OBJECTIVE >> Omit images. Retype all entries verbatim.

[start]

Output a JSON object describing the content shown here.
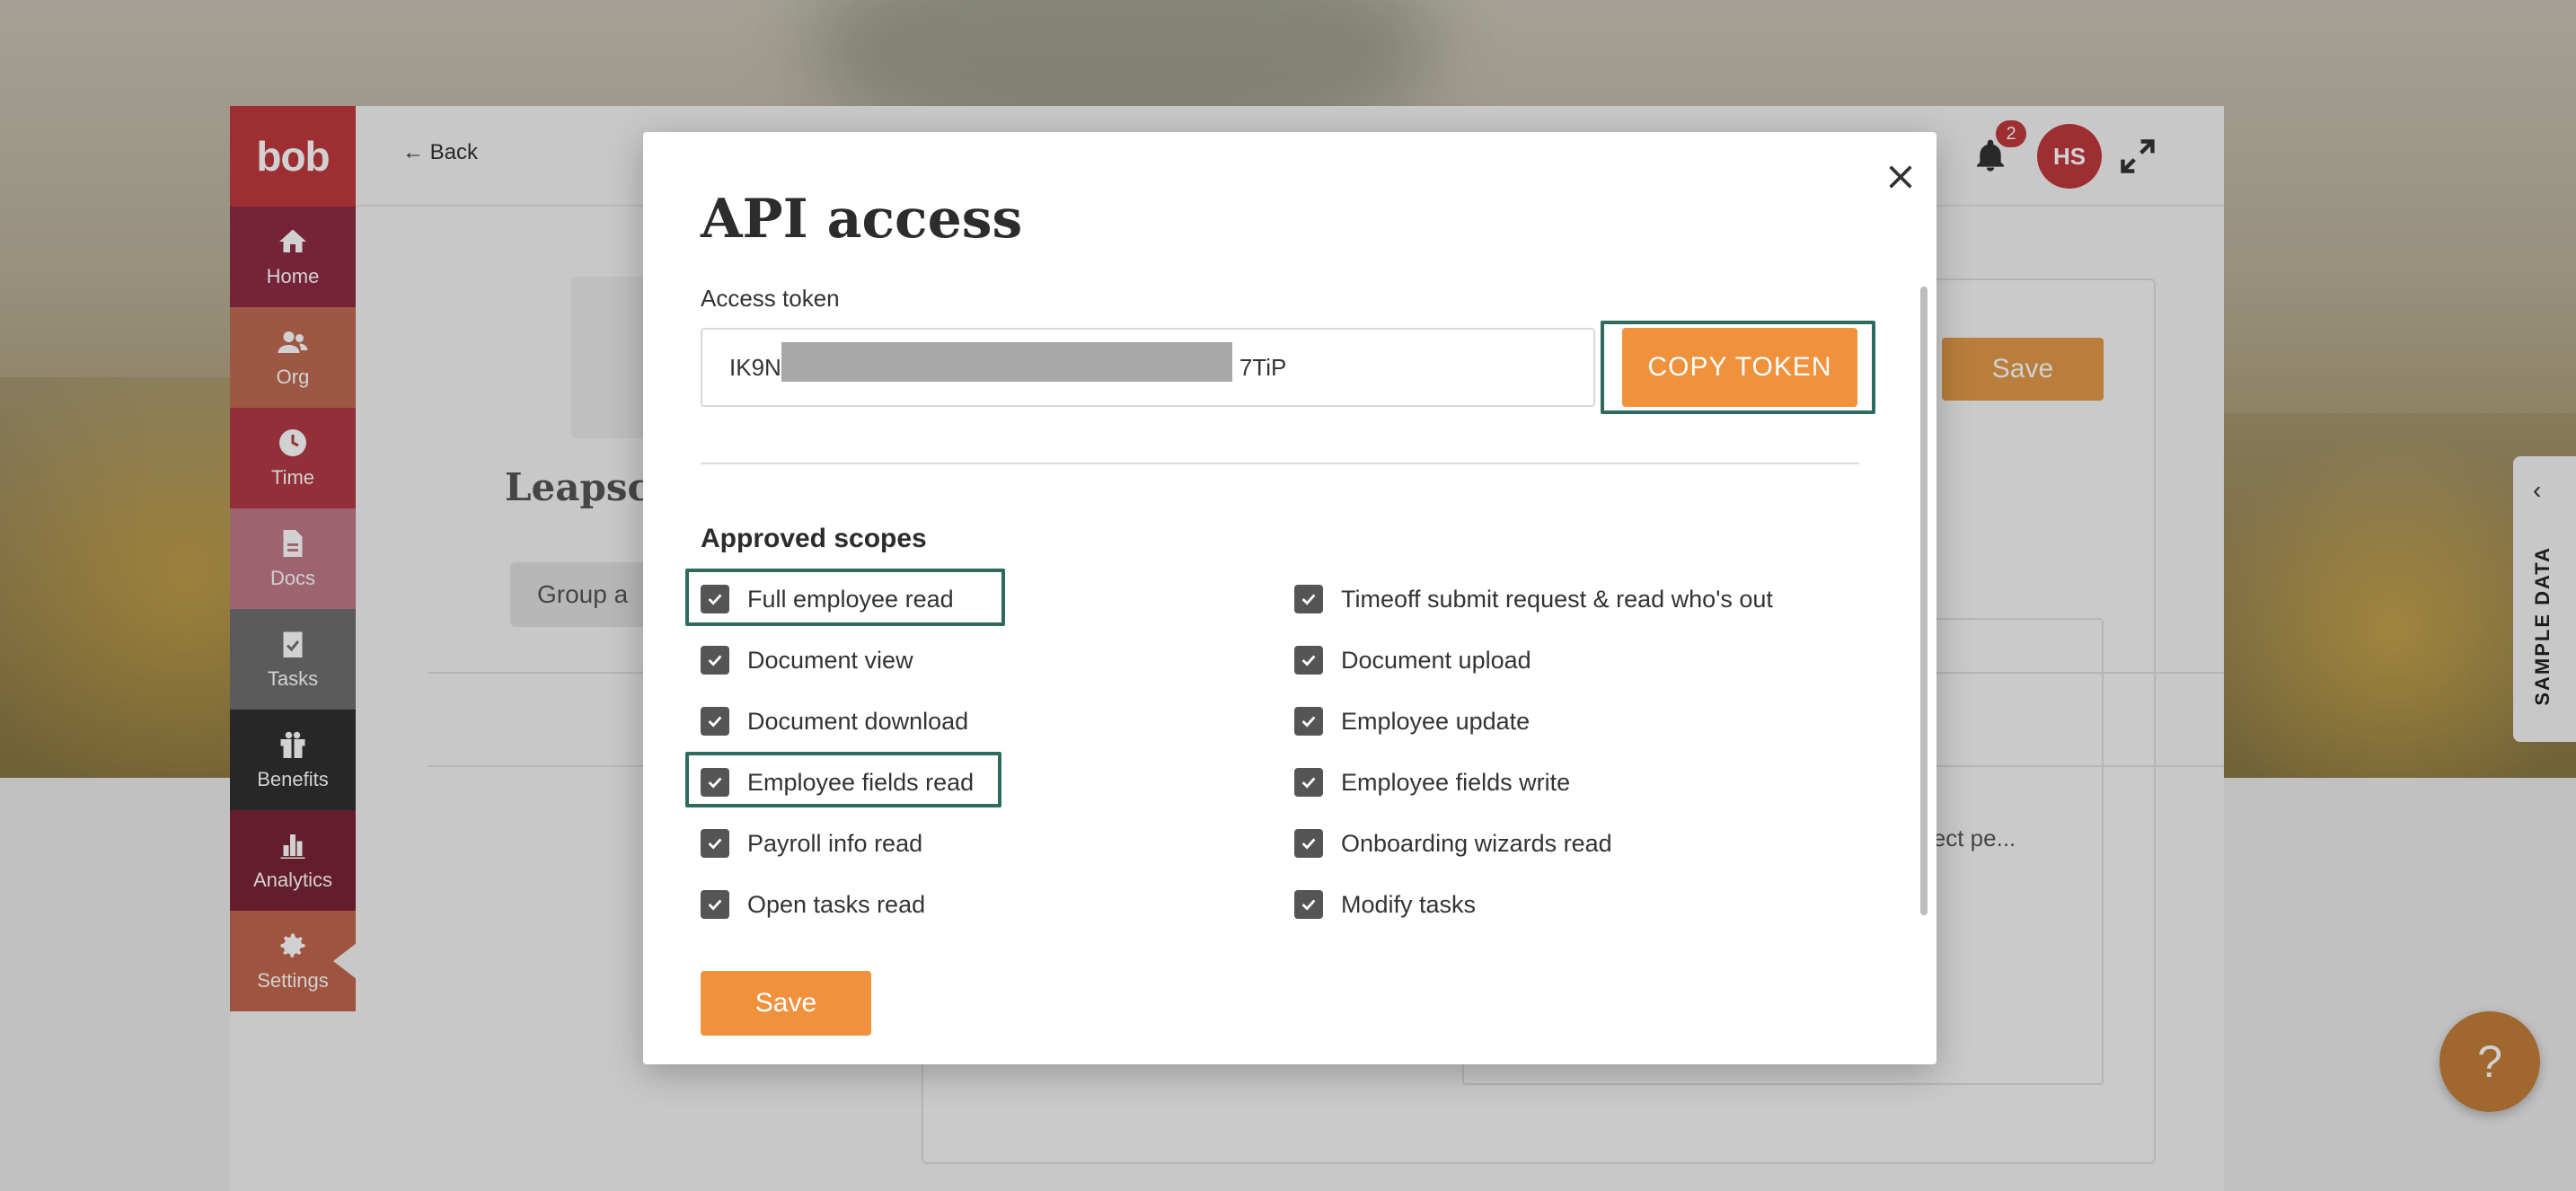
{
  "app": {
    "logo": "bob",
    "back_label": "Back",
    "notifications_count": "2",
    "avatar_initials": "HS"
  },
  "sidebar": {
    "items": [
      {
        "label": "Home",
        "icon": "home-icon"
      },
      {
        "label": "Org",
        "icon": "people-icon"
      },
      {
        "label": "Time",
        "icon": "clock-icon"
      },
      {
        "label": "Docs",
        "icon": "document-icon"
      },
      {
        "label": "Tasks",
        "icon": "clipboard-check-icon"
      },
      {
        "label": "Benefits",
        "icon": "gift-icon"
      },
      {
        "label": "Analytics",
        "icon": "bar-chart-icon"
      },
      {
        "label": "Settings",
        "icon": "gear-icon"
      }
    ]
  },
  "background_page": {
    "title_fragment": "Leapsc",
    "group_button_fragment": "Group a",
    "save_label": "Save",
    "text_fragment": "lect pe..."
  },
  "side_tab": {
    "label": "SAMPLE DATA"
  },
  "help": {
    "label": "?"
  },
  "modal": {
    "title": "API access",
    "token_label": "Access token",
    "token_prefix": "IK9N",
    "token_suffix": "7TiP",
    "copy_button": "COPY TOKEN",
    "scopes_title": "Approved scopes",
    "scopes_left": [
      {
        "label": "Full employee read",
        "checked": true,
        "highlighted": true
      },
      {
        "label": "Document view",
        "checked": true,
        "highlighted": false
      },
      {
        "label": "Document download",
        "checked": true,
        "highlighted": false
      },
      {
        "label": "Employee fields read",
        "checked": true,
        "highlighted": true
      },
      {
        "label": "Payroll info read",
        "checked": true,
        "highlighted": false
      },
      {
        "label": "Open tasks read",
        "checked": true,
        "highlighted": false
      }
    ],
    "scopes_right": [
      {
        "label": "Timeoff submit request & read who's out",
        "checked": true
      },
      {
        "label": "Document upload",
        "checked": true
      },
      {
        "label": "Employee update",
        "checked": true
      },
      {
        "label": "Employee fields write",
        "checked": true
      },
      {
        "label": "Onboarding wizards read",
        "checked": true
      },
      {
        "label": "Modify tasks",
        "checked": true
      }
    ],
    "save_label": "Save"
  },
  "colors": {
    "accent_orange": "#f0913c",
    "highlight_green": "#2e6b5d",
    "brand_red": "#c0393e"
  }
}
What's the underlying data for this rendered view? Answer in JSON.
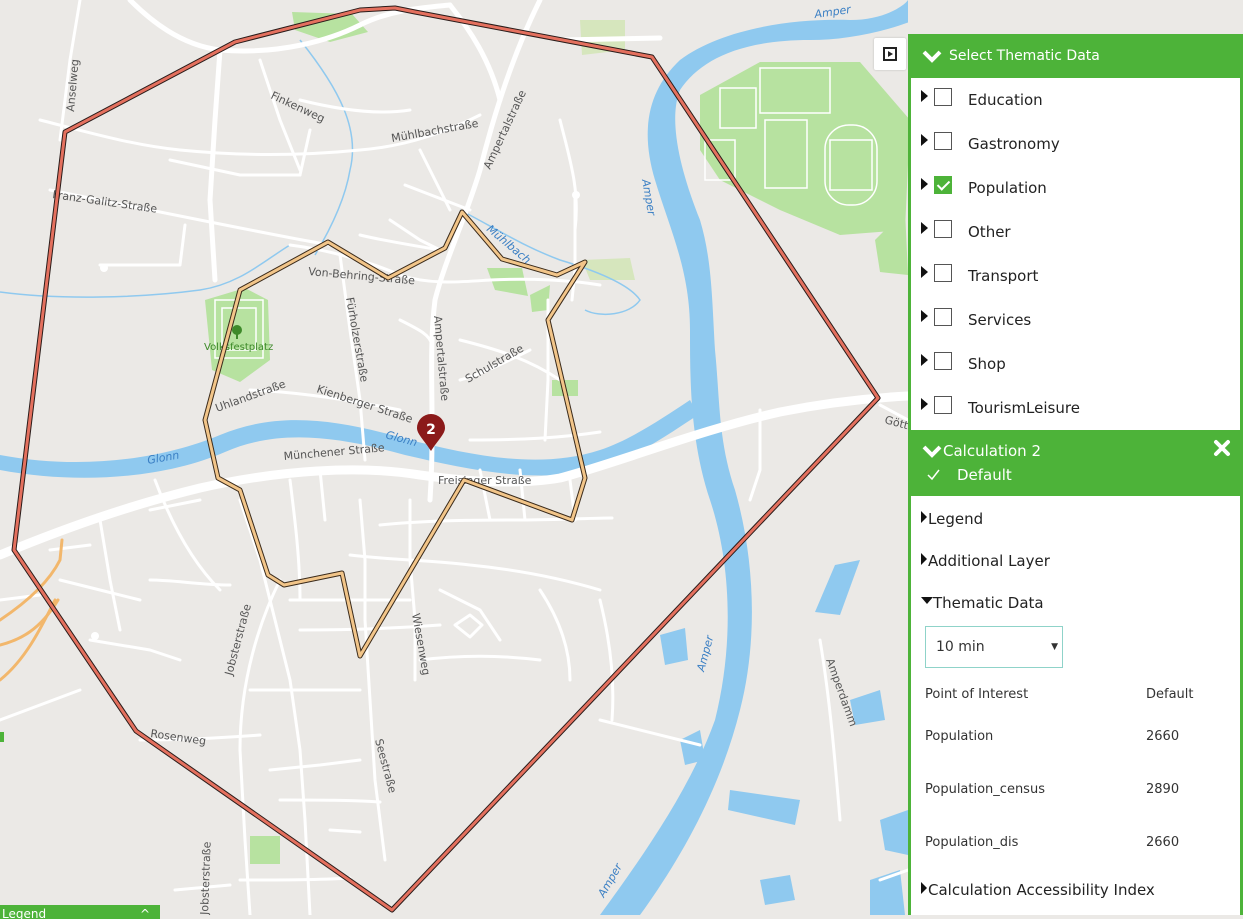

[end]

RESULT >>
Output a JSON object describing the content shown here.
{
  "app": {
    "logo": "bob",
    "back_label": "Back",
    "notifications_count": "2",
    "avatar_initials": "HS"
  },
  "sidebar": {
    "items": [
      {
        "label": "Home",
        "icon": "home-icon"
      },
      {
        "label": "Org",
        "icon": "people-icon"
      },
      {
        "label": "Time",
        "icon": "clock-icon"
      },
      {
        "label": "Docs",
        "icon": "document-icon"
      },
      {
        "label": "Tasks",
        "icon": "clipboard-check-icon"
      },
      {
        "label": "Benefits",
        "icon": "gift-icon"
      },
      {
        "label": "Analytics",
        "icon": "bar-chart-icon"
      },
      {
        "label": "Settings",
        "icon": "gear-icon"
      }
    ]
  },
  "background_page": {
    "title_fragment": "Leapsc",
    "group_button_fragment": "Group a",
    "save_label": "Save",
    "text_fragment": "lect pe..."
  },
  "side_tab": {
    "label": "SAMPLE DATA"
  },
  "help": {
    "label": "?"
  },
  "modal": {
    "title": "API access",
    "token_label": "Access token",
    "token_prefix": "IK9N",
    "token_suffix": "7TiP",
    "copy_button": "COPY TOKEN",
    "scopes_title": "Approved scopes",
    "scopes_left": [
      {
        "label": "Full employee read",
        "checked": true,
        "highlighted": true
      },
      {
        "label": "Document view",
        "checked": true,
        "highlighted": false
      },
      {
        "label": "Document download",
        "checked": true,
        "highlighted": false
      },
      {
        "label": "Employee fields read",
        "checked": true,
        "highlighted": true
      },
      {
        "label": "Payroll info read",
        "checked": true,
        "highlighted": false
      },
      {
        "label": "Open tasks read",
        "checked": true,
        "highlighted": false
      }
    ],
    "scopes_right": [
      {
        "label": "Timeoff submit request & read who's out",
        "checked": true
      },
      {
        "label": "Document upload",
        "checked": true
      },
      {
        "label": "Employee update",
        "checked": true
      },
      {
        "label": "Employee fields write",
        "checked": true
      },
      {
        "label": "Onboarding wizards read",
        "checked": true
      },
      {
        "label": "Modify tasks",
        "checked": true
      }
    ],
    "save_label": "Save"
  },
  "colors": {
    "accent_orange": "#f0913c",
    "highlight_green": "#2e6b5d",
    "brand_red": "#c0393e"
  }
}
What's the underlying data for this rendered view? Answer in JSON.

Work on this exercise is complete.